AIM |
Reproduce the material in full, unchanged.

··· RECORD SET

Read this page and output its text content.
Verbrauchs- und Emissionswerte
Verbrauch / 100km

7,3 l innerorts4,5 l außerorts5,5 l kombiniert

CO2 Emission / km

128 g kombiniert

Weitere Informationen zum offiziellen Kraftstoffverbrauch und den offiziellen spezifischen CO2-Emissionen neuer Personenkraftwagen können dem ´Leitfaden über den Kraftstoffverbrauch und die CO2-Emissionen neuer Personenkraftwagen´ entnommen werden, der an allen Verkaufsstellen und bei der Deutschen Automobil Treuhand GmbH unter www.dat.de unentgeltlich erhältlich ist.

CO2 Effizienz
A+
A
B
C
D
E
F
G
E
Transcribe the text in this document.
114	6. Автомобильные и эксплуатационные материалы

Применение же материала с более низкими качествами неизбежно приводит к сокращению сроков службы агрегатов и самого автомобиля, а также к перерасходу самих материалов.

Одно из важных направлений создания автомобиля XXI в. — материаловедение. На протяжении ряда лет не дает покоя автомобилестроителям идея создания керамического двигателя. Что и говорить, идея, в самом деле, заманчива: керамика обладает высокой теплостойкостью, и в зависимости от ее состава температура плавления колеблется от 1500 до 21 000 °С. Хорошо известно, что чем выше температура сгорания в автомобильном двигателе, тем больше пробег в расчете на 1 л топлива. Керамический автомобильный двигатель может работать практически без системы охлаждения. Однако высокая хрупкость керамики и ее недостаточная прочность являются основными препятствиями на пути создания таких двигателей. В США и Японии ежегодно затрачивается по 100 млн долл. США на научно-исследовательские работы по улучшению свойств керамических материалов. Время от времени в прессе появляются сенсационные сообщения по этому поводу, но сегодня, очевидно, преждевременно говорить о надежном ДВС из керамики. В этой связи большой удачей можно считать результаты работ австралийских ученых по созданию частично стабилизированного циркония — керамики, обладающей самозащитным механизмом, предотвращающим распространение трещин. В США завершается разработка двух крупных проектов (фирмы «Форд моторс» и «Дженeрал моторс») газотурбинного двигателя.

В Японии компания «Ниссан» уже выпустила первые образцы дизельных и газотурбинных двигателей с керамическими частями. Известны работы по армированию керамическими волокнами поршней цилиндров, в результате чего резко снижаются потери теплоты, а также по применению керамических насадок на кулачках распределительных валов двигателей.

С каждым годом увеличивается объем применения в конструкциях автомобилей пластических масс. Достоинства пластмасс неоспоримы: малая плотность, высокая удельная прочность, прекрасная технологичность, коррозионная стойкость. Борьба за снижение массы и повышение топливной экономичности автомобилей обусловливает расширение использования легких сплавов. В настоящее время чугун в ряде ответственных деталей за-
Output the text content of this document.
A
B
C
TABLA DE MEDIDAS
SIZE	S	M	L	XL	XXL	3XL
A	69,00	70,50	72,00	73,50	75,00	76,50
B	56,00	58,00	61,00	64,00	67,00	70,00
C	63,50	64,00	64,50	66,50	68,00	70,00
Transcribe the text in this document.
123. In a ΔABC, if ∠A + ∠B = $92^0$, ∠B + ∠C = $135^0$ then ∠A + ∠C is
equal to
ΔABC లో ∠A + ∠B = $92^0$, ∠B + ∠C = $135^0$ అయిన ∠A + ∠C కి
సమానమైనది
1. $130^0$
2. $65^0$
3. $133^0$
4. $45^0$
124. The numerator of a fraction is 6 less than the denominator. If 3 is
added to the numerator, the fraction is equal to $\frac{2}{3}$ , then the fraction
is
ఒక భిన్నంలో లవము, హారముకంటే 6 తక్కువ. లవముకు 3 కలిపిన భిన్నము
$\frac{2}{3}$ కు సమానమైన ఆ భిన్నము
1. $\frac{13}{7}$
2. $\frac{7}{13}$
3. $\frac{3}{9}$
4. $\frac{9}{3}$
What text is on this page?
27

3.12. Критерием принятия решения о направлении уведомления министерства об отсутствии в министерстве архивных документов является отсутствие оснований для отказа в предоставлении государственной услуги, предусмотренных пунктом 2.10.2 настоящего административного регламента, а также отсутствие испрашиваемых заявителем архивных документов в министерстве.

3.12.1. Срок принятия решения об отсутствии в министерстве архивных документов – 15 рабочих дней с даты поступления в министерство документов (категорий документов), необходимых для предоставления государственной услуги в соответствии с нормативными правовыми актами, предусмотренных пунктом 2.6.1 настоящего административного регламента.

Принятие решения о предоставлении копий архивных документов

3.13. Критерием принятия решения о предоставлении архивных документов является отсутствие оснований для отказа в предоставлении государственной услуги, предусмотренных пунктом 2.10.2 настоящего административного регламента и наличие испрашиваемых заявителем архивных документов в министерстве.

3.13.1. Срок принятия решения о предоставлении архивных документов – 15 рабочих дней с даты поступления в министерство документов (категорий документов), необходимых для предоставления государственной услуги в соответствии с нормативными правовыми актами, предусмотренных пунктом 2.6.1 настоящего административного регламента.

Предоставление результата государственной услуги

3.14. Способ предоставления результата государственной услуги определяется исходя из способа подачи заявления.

······

CORRECT OUTPUT |
Read this page and output its text content.
Verbrauchs- und Emissionswerte
Verbrauch / 100km

7,3 l innerorts4,5 l außerorts5,5 l kombiniert

CO2 Emission / km

128 g kombiniert

Weitere Informationen zum offiziellen Kraftstoffverbrauch und den offiziellen spezifischen CO2-Emissionen neuer Personenkraftwagen können dem ´Leitfaden über den Kraftstoffverbrauch und die CO2-Emissionen neuer Personenkraftwagen´ entnommen werden, der an allen Verkaufsstellen und bei der Deutschen Automobil Treuhand GmbH unter www.dat.de unentgeltlich erhältlich ist.

CO2 Effizienz
A+
A
B
C
D
E
F
G
E
Transcribe the text in this document.
114	6. Автомобильные и эксплуатационные материалы

Применение же материала с более низкими качествами неизбежно приводит к сокращению сроков службы агрегатов и самого автомобиля, а также к перерасходу самих материалов.

Одно из важных направлений создания автомобиля XXI в. — материаловедение. На протяжении ряда лет не дает покоя автомобилестроителям идея создания керамического двигателя. Что и говорить, идея, в самом деле, заманчива: керамика обладает высокой теплостойкостью, и в зависимости от ее состава температура плавления колеблется от 1500 до 21 000 °С. Хорошо известно, что чем выше температура сгорания в автомобильном двигателе, тем больше пробег в расчете на 1 л топлива. Керамический автомобильный двигатель может работать практически без системы охлаждения. Однако высокая хрупкость керамики и ее недостаточная прочность являются основными препятствиями на пути создания таких двигателей. В США и Японии ежегодно затрачивается по 100 млн долл. США на научно-исследовательские работы по улучшению свойств керамических материалов. Время от времени в прессе появляются сенсационные сообщения по этому поводу, но сегодня, очевидно, преждевременно говорить о надежном ДВС из керамики. В этой связи большой удачей можно считать результаты работ австралийских ученых по созданию частично стабилизированного циркония — керамики, обладающей самозащитным механизмом, предотвращающим распространение трещин. В США завершается разработка двух крупных проектов (фирмы «Форд моторс» и «Дженeрал моторс») газотурбинного двигателя.

В Японии компания «Ниссан» уже выпустила первые образцы дизельных и газотурбинных двигателей с керамическими частями. Известны работы по армированию керамическими волокнами поршней цилиндров, в результате чего резко снижаются потери теплоты, а также по применению керамических насадок на кулачках распределительных валов двигателей.

С каждым годом увеличивается объем применения в конструкциях автомобилей пластических масс. Достоинства пластмасс неоспоримы: малая плотность, высокая удельная прочность, прекрасная технологичность, коррозионная стойкость. Борьба за снижение массы и повышение топливной экономичности автомобилей обусловливает расширение использования легких сплавов. В настоящее время чугун в ряде ответственных деталей за-
Output the text content of this document.
A
B
C
TABLA DE MEDIDAS
SIZE	S	M	L	XL	XXL	3XL
A	69,00	70,50	72,00	73,50	75,00	76,50
B	56,00	58,00	61,00	64,00	67,00	70,00
C	63,50	64,00	64,50	66,50	68,00	70,00
Transcribe the text in this document.
123. In a ΔABC, if ∠A + ∠B = $92^0$, ∠B + ∠C = $135^0$ then ∠A + ∠C is
equal to
ΔABC లో ∠A + ∠B = $92^0$, ∠B + ∠C = $135^0$ అయిన ∠A + ∠C కి
సమానమైనది
1. $130^0$
2. $65^0$
3. $133^0$
4. $45^0$
124. The numerator of a fraction is 6 less than the denominator. If 3 is
added to the numerator, the fraction is equal to $\frac{2}{3}$ , then the fraction
is
ఒక భిన్నంలో లవము, హారముకంటే 6 తక్కువ. లవముకు 3 కలిపిన భిన్నము
$\frac{2}{3}$ కు సమానమైన ఆ భిన్నము
1. $\frac{13}{7}$
2. $\frac{7}{13}$
3. $\frac{3}{9}$
4. $\frac{9}{3}$
What text is on this page?
27

3.12. Критерием принятия решения о направлении уведомления министерства об отсутствии в министерстве архивных документов является отсутствие оснований для отказа в предоставлении государственной услуги, предусмотренных пунктом 2.10.2 настоящего административного регламента, а также отсутствие испрашиваемых заявителем архивных документов в министерстве.

3.12.1. Срок принятия решения об отсутствии в министерстве архивных документов – 15 рабочих дней с даты поступления в министерство документов (категорий документов), необходимых для предоставления государственной услуги в соответствии с нормативными правовыми актами, предусмотренных пунктом 2.6.1 настоящего административного регламента.

Принятие решения о предоставлении копий архивных документов

3.13. Критерием принятия решения о предоставлении архивных документов является отсутствие оснований для отказа в предоставлении государственной услуги, предусмотренных пунктом 2.10.2 настоящего административного регламента и наличие испрашиваемых заявителем архивных документов в министерстве.

3.13.1. Срок принятия решения о предоставлении архивных документов – 15 рабочих дней с даты поступления в министерство документов (категорий документов), необходимых для предоставления государственной услуги в соответствии с нормативными правовыми актами, предусмотренных пунктом 2.6.1 настоящего административного регламента.

Предоставление результата государственной услуги

3.14. Способ предоставления результата государственной услуги определяется исходя из способа подачи заявления.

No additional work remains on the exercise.